Lines of data
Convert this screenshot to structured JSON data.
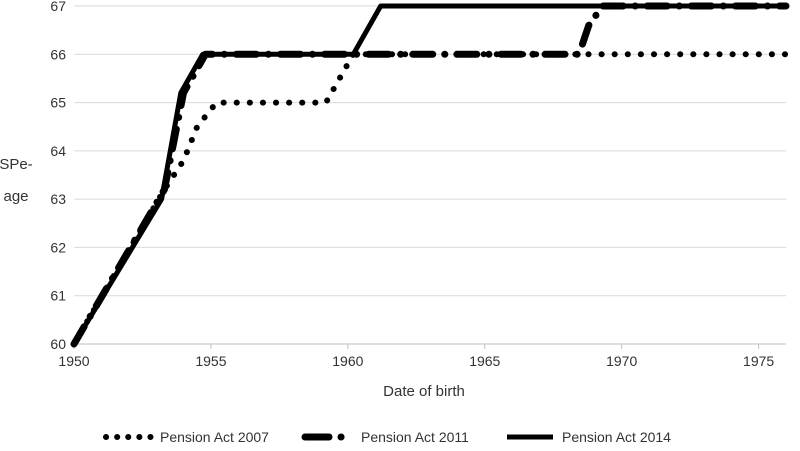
{
  "chart_data": {
    "type": "line",
    "xlabel": "Date of birth",
    "ylabel": "SPe-\nage",
    "xlim": [
      1950,
      1976
    ],
    "ylim": [
      60,
      67
    ],
    "xticks": [
      1950,
      1955,
      1960,
      1965,
      1970,
      1975
    ],
    "yticks": [
      60,
      61,
      62,
      63,
      64,
      65,
      66,
      67
    ],
    "grid": "horizontal",
    "legend_position": "bottom",
    "series": [
      {
        "name": "Pension Act 2007",
        "style": "dotted",
        "color": "#000000",
        "x": [
          1950.0,
          1953.3,
          1954.0,
          1954.5,
          1955.2,
          1959.2,
          1960.2,
          1968.3,
          1969.0,
          1976.0
        ],
        "y": [
          60.0,
          63.2,
          63.8,
          64.5,
          65.0,
          65.0,
          66.0,
          66.0,
          66.0,
          66.0
        ]
      },
      {
        "name": "Pension Act 2011",
        "style": "dash-dot",
        "color": "#000000",
        "x": [
          1950.0,
          1953.3,
          1954.0,
          1954.8,
          1960.0,
          1968.4,
          1968.5,
          1968.8,
          1969.3,
          1976.0
        ],
        "y": [
          60.0,
          63.2,
          65.2,
          66.0,
          66.0,
          66.0,
          66.1,
          66.6,
          67.0,
          67.0
        ]
      },
      {
        "name": "Pension Act 2014",
        "style": "solid",
        "color": "#000000",
        "x": [
          1950.0,
          1953.2,
          1953.9,
          1954.7,
          1960.2,
          1961.2,
          1976.0
        ],
        "y": [
          60.0,
          63.0,
          65.2,
          66.0,
          66.0,
          67.0,
          67.0
        ]
      }
    ]
  }
}
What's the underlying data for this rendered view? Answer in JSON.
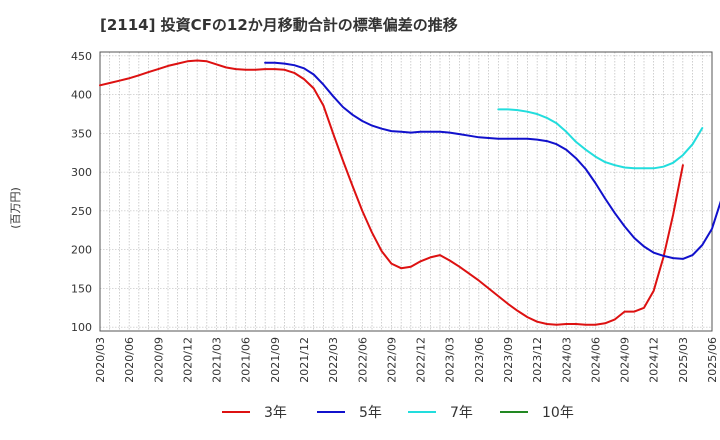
{
  "title": "[2114]  投資CFの12か月移動合計の標準偏差の推移",
  "y_unit": "(百万円)",
  "chart_data": {
    "type": "line",
    "title": "[2114]  投資CFの12か月移動合計の標準偏差の推移",
    "xlabel": "",
    "ylabel": "(百万円)",
    "ylim": [
      95,
      455
    ],
    "yticks": [
      100,
      150,
      200,
      250,
      300,
      350,
      400,
      450
    ],
    "grid": true,
    "legend_position": "bottom",
    "x_tick_labels": [
      "2020/03",
      "2020/06",
      "2020/09",
      "2020/12",
      "2021/03",
      "2021/06",
      "2021/09",
      "2021/12",
      "2022/03",
      "2022/06",
      "2022/09",
      "2022/12",
      "2023/03",
      "2023/06",
      "2023/09",
      "2023/12",
      "2024/03",
      "2024/06",
      "2024/09",
      "2024/12",
      "2025/03",
      "2025/06"
    ],
    "x_start": "2020/03",
    "series": [
      {
        "name": "3年",
        "color": "#dd1111",
        "start": "2020/03",
        "values": [
          412,
          415,
          418,
          421,
          425,
          429,
          433,
          437,
          440,
          443,
          444,
          443,
          439,
          435,
          433,
          432,
          432,
          433,
          433,
          432,
          428,
          420,
          408,
          386,
          350,
          315,
          282,
          250,
          222,
          198,
          182,
          176,
          178,
          185,
          190,
          193,
          186,
          178,
          169,
          160,
          150,
          140,
          130,
          121,
          113,
          107,
          104,
          103,
          104,
          104,
          103,
          103,
          105,
          110,
          120,
          120,
          125,
          147,
          190,
          245,
          309
        ]
      },
      {
        "name": "5年",
        "color": "#1111cc",
        "start": "2021/08",
        "values": [
          441,
          441,
          440,
          438,
          434,
          426,
          413,
          398,
          384,
          374,
          366,
          360,
          356,
          353,
          352,
          351,
          352,
          352,
          352,
          351,
          349,
          347,
          345,
          344,
          343,
          343,
          343,
          343,
          342,
          340,
          336,
          329,
          318,
          304,
          286,
          266,
          247,
          230,
          215,
          204,
          196,
          192,
          189,
          188,
          193,
          206,
          227,
          266
        ]
      },
      {
        "name": "7年",
        "color": "#22dddd",
        "start": "2023/08",
        "values": [
          381,
          381,
          380,
          378,
          375,
          370,
          363,
          352,
          339,
          329,
          320,
          313,
          309,
          306,
          305,
          305,
          305,
          307,
          312,
          322,
          336,
          357
        ]
      },
      {
        "name": "10年",
        "color": "#228822",
        "start": "2020/03",
        "values": []
      }
    ]
  }
}
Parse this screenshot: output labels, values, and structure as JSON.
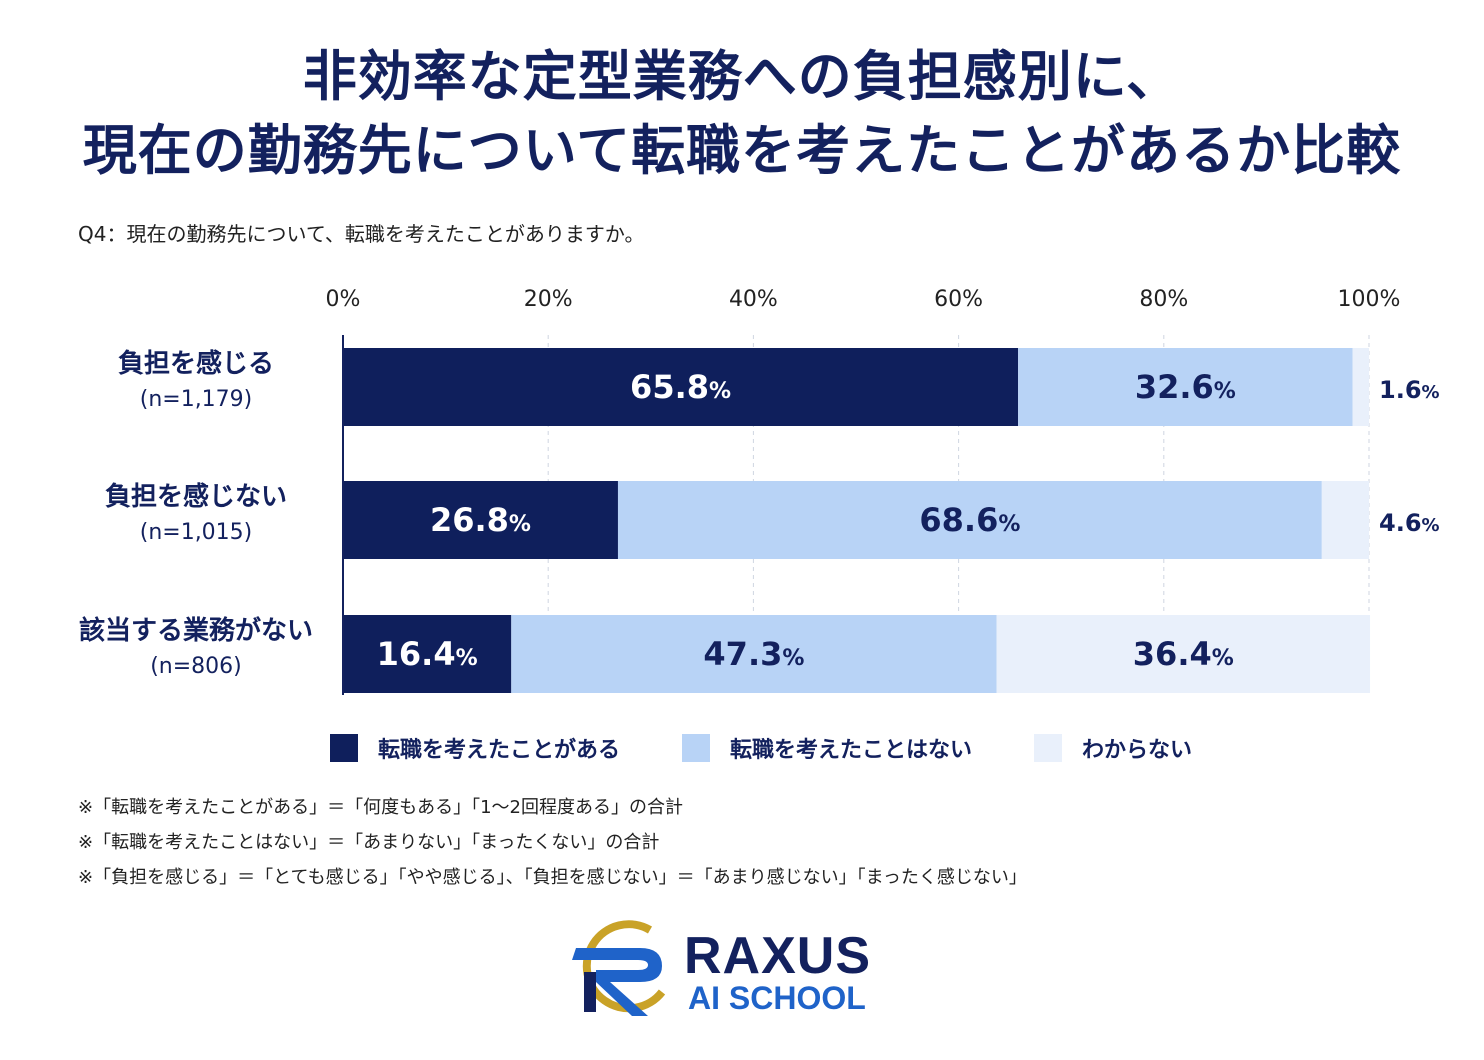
{
  "title_line1": "非効率な定型業務への負担感別に、",
  "title_line2": "現在の勤務先について転職を考えたことがあるか比較",
  "question": "Q4：現在の勤務先について、転職を考えたことがありますか。",
  "colors": {
    "dark": "#0f1f5c",
    "light": "#b8d3f6",
    "pale": "#e9f0fb"
  },
  "chart_data": {
    "type": "bar",
    "orientation": "horizontal",
    "stacked": true,
    "x_ticks": [
      "0%",
      "20%",
      "40%",
      "60%",
      "80%",
      "100%"
    ],
    "xlim": [
      0,
      100
    ],
    "categories": [
      {
        "label": "負担を感じる",
        "n": "(n=1,179)"
      },
      {
        "label": "負担を感じない",
        "n": "(n=1,015)"
      },
      {
        "label": "該当する業務がない",
        "n": "(n=806)"
      }
    ],
    "series": [
      {
        "name": "転職を考えたことがある",
        "values": [
          65.8,
          26.8,
          16.4
        ],
        "labels": [
          "65.8",
          "26.8",
          "16.4"
        ]
      },
      {
        "name": "転職を考えたことはない",
        "values": [
          32.6,
          68.6,
          47.3
        ],
        "labels": [
          "32.6",
          "68.6",
          "47.3"
        ]
      },
      {
        "name": "わからない",
        "values": [
          1.6,
          4.6,
          36.4
        ],
        "labels": [
          "1.6",
          "4.6",
          "36.4"
        ]
      }
    ],
    "percent_sign": "%",
    "grid": true,
    "legend_position": "bottom"
  },
  "notes": [
    "※「転職を考えたことがある」＝「何度もある」「1〜2回程度ある」の合計",
    "※「転職を考えたことはない」＝「あまりない」「まったくない」の合計",
    "※「負担を感じる」＝「とても感じる」「やや感じる」、「負担を感じない」＝「あまり感じない」「まったく感じない」"
  ],
  "logo": {
    "line1": "RAXUS",
    "line2": "AI SCHOOL"
  }
}
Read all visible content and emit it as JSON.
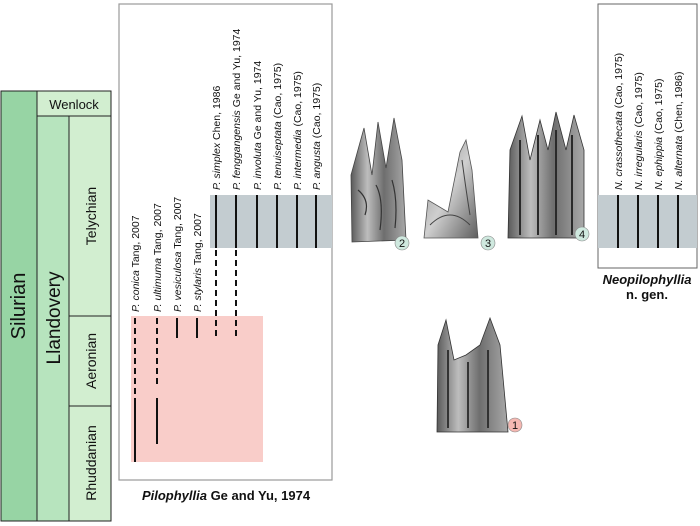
{
  "stratigraphy": {
    "system": "Silurian",
    "series_upper": "Wenlock",
    "series_lower": "Llandovery",
    "stages": [
      "Telychian",
      "Aeronian",
      "Rhuddanian"
    ]
  },
  "pilophyllia": {
    "caption_genus": "Pilophyllia",
    "caption_author": " Ge and Yu, 1974",
    "range_color": "#f9cdc9",
    "species": [
      {
        "genus": "P.",
        "epithet": "conica",
        "author": " Tang, 2007"
      },
      {
        "genus": "P.",
        "epithet": "ultimuma",
        "author": " Tang, 2007"
      },
      {
        "genus": "P.",
        "epithet": "vesiculosa",
        "author": " Tang, 2007"
      },
      {
        "genus": "P.",
        "epithet": "stylaris",
        "author": " Tang, 2007"
      },
      {
        "genus": "P.",
        "epithet": "simplex",
        "author": " Chen, 1986"
      },
      {
        "genus": "P.",
        "epithet": "fenggangensis",
        "author": " Ge and Yu, 1974"
      },
      {
        "genus": "P.",
        "epithet": "involuta",
        "author": " Ge and Yu, 1974"
      },
      {
        "genus": "P.",
        "epithet": "tenuiseptata",
        "author": " (Cao, 1975)"
      },
      {
        "genus": "P.",
        "epithet": "intermedia",
        "author": " (Cao, 1975)"
      },
      {
        "genus": "P.",
        "epithet": "angusta",
        "author": " (Cao, 1975)"
      }
    ]
  },
  "neopilophyllia": {
    "caption_genus": "Neopilophyllia",
    "caption_suffix": "n. gen.",
    "range_color": "#c3ccd0",
    "species": [
      {
        "genus": "N.",
        "epithet": "crassothecata",
        "author": " (Cao, 1975)"
      },
      {
        "genus": "N.",
        "epithet": "irregularis",
        "author": " (Cao, 1975)"
      },
      {
        "genus": "N.",
        "epithet": "ephippia",
        "author": " (Cao, 1975)"
      },
      {
        "genus": "N.",
        "epithet": "alternata",
        "author": " (Chen, 1986)"
      }
    ]
  },
  "specimens": [
    {
      "label": "1",
      "badge_color": "#f5b8b2"
    },
    {
      "label": "2",
      "badge_color": "#cfe9df"
    },
    {
      "label": "3",
      "badge_color": "#cfe9df"
    },
    {
      "label": "4",
      "badge_color": "#cfe9df"
    }
  ],
  "colors": {
    "silurian": "#97d4a4",
    "llandovery": "#b7e4be",
    "stage": "#d2eed0",
    "telychian_band": "#c3ccd0"
  }
}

__What the task requires__
Identify every line above that includes the word "負担を感じる", and show those lines.

__Final result__
        "label": "負担を感じる",
    "※「負担を感じる」＝「とても感じる」「やや感じる」、「負担を感じない」＝「あまり感じない」「まったく感じない」"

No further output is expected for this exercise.